◆ **TASK INPUTS**
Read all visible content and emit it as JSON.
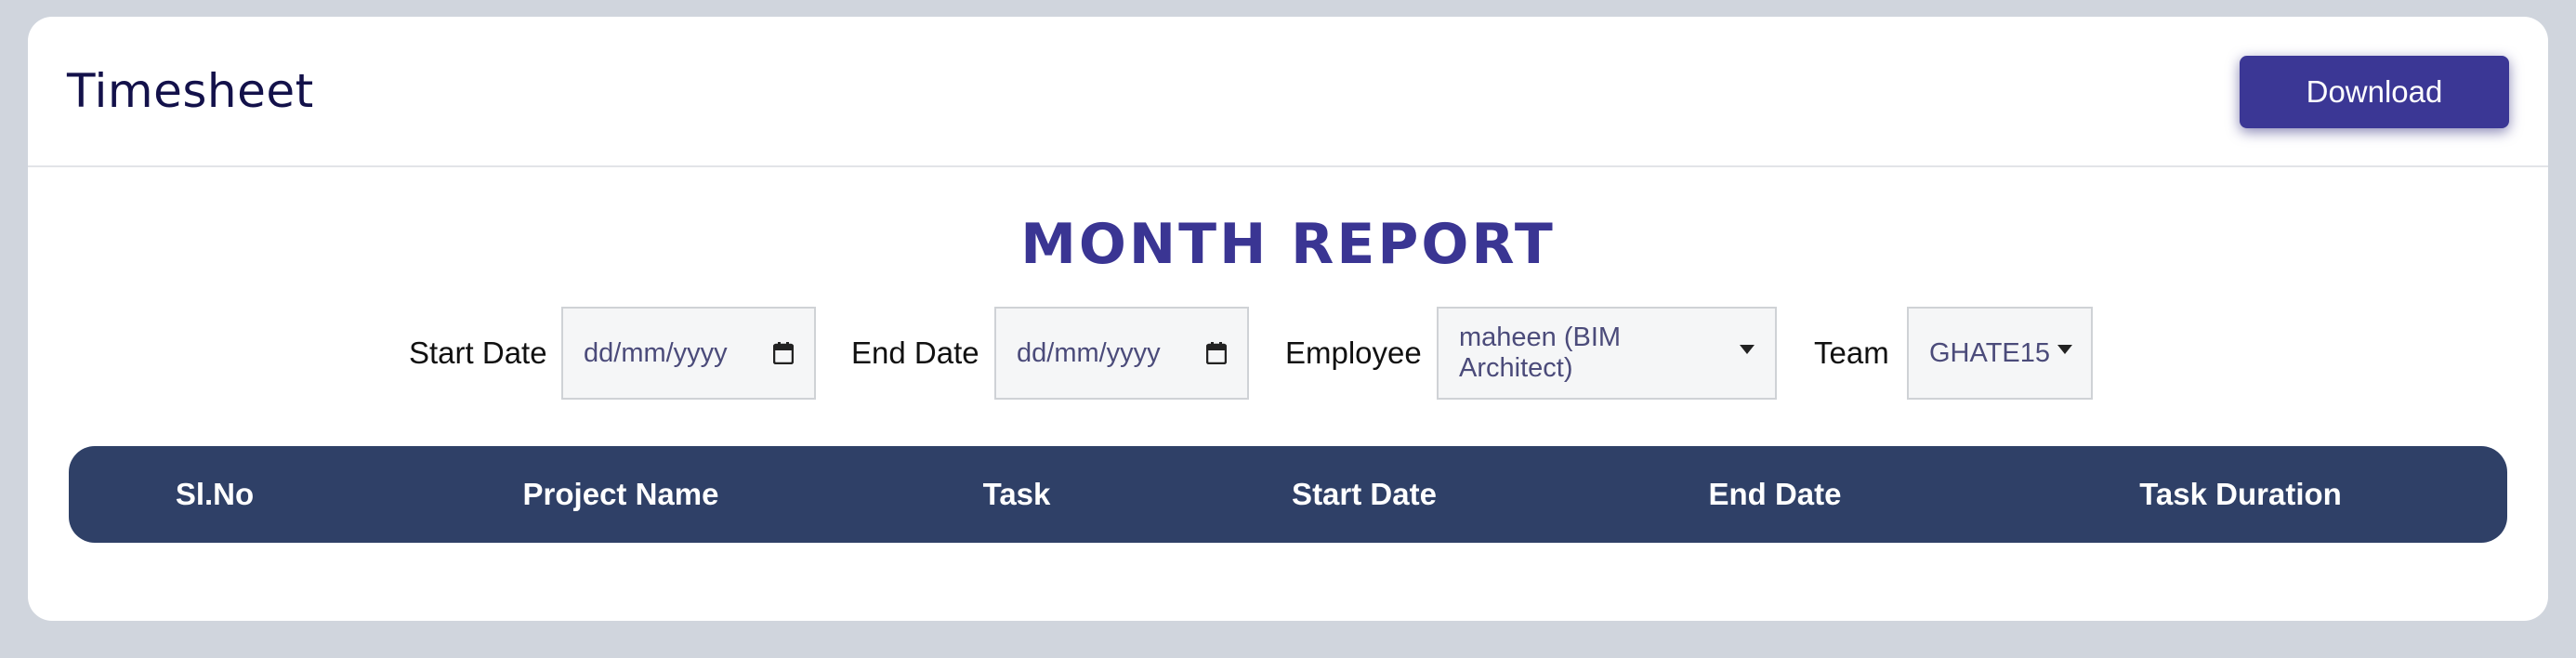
{
  "header": {
    "title": "Timesheet",
    "download_label": "Download"
  },
  "report": {
    "title": "MONTH REPORT"
  },
  "filters": {
    "start_date_label": "Start Date",
    "start_date_placeholder": "dd/mm/yyyy",
    "end_date_label": "End Date",
    "end_date_placeholder": "dd/mm/yyyy",
    "employee_label": "Employee",
    "employee_value": "maheen (BIM Architect)",
    "team_label": "Team",
    "team_value": "GHATE15"
  },
  "table": {
    "columns": [
      "Sl.No",
      "Project Name",
      "Task",
      "Start Date",
      "End Date",
      "Task Duration"
    ]
  },
  "colors": {
    "accent": "#3b3795",
    "table_header": "#2f4067",
    "title": "#13114a"
  },
  "icons": {
    "calendar": "calendar-icon",
    "dropdown": "caret-down-icon"
  }
}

◆ **BRIEF**
Check each line of the records for the word "title", and show the lines that contain it.

◆ **WRITTEN REPLY**
    "title": "Timesheet",
    "title": "MONTH REPORT"
    "title": "#13114a"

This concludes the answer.